INPUT DATA:
-- BEGIN --

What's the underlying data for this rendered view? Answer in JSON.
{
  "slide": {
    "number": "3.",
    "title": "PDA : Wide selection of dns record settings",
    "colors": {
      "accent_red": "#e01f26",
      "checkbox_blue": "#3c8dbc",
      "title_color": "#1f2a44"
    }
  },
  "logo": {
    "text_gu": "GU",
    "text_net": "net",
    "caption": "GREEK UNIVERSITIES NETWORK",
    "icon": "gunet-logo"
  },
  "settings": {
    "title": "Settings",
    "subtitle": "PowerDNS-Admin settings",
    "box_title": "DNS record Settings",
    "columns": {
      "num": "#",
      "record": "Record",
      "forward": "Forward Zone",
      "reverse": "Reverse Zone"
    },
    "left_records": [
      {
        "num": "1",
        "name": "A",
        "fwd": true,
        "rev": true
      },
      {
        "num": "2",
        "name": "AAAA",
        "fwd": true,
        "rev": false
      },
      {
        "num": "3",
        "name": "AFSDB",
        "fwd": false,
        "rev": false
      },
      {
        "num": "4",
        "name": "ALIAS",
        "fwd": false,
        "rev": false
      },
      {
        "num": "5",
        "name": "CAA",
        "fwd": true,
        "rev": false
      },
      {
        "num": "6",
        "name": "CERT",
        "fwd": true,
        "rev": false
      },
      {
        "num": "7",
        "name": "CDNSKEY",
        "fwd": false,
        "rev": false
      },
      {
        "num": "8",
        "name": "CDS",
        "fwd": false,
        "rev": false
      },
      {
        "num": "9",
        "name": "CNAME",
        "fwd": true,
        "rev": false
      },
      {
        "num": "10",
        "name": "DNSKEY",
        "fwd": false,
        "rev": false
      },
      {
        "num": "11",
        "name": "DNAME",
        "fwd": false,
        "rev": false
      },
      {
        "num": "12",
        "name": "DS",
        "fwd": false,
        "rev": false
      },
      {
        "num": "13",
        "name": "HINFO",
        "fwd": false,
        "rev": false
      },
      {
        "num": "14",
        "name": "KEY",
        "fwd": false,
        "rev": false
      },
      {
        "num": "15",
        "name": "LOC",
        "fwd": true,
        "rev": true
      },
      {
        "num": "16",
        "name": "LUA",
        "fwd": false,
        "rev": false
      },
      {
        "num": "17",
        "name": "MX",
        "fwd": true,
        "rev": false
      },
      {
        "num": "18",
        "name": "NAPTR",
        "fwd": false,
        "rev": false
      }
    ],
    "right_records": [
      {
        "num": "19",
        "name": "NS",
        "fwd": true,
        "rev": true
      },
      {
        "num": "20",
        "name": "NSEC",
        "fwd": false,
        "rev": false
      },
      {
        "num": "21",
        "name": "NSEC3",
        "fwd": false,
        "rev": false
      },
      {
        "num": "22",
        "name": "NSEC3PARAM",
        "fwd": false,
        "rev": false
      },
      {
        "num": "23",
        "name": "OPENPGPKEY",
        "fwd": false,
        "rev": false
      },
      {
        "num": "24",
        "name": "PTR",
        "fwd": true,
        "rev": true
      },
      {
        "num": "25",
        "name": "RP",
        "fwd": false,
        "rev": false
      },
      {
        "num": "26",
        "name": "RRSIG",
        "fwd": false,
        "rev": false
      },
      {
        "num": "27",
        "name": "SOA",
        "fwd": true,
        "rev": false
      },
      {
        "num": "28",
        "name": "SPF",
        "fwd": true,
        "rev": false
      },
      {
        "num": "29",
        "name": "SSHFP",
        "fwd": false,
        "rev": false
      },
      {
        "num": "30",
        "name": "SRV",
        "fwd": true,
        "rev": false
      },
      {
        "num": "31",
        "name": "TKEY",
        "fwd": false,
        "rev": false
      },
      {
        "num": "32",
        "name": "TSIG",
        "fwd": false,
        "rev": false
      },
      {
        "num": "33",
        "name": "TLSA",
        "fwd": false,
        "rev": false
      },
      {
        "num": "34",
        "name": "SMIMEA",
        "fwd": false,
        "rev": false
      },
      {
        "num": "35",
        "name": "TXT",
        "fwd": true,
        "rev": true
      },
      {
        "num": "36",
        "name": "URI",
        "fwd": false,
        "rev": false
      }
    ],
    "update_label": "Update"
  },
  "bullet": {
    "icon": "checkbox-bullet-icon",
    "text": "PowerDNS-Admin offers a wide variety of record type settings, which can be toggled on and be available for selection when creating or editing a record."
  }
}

-- END --
-- BEGIN --

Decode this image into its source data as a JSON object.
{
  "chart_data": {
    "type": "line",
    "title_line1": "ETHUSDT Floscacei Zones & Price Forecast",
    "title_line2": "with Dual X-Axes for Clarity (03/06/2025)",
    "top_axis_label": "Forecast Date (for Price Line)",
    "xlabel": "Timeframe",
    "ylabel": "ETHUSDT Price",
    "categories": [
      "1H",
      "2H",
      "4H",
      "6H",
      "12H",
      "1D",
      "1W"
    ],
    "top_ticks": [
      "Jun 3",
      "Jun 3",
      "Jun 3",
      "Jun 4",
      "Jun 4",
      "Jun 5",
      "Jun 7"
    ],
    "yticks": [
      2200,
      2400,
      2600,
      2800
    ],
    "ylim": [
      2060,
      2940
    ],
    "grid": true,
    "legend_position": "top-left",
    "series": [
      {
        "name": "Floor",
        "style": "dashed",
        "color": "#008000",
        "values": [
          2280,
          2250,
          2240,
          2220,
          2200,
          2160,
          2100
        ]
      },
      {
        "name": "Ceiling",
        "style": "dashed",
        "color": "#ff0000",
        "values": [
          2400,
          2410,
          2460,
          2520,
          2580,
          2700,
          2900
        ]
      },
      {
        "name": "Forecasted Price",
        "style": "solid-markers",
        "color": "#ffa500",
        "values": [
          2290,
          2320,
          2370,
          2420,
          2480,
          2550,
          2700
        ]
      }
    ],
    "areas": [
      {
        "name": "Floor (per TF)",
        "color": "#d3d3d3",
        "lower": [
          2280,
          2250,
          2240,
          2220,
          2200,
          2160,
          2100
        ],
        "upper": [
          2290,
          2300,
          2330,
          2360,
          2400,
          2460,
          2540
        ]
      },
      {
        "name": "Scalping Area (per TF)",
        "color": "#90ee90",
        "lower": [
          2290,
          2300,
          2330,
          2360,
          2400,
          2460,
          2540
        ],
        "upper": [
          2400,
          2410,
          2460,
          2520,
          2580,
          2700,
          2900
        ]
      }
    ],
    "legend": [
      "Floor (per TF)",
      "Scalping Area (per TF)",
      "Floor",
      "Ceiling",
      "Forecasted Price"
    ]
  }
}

-- END --

WHAT TO DO: From the material above, copy each line that includes the word "JSON".

EXPECTED OUTPUT:
What's the underlying data for this rendered view? Answer in JSON.
Decode this image into its source data as a JSON object.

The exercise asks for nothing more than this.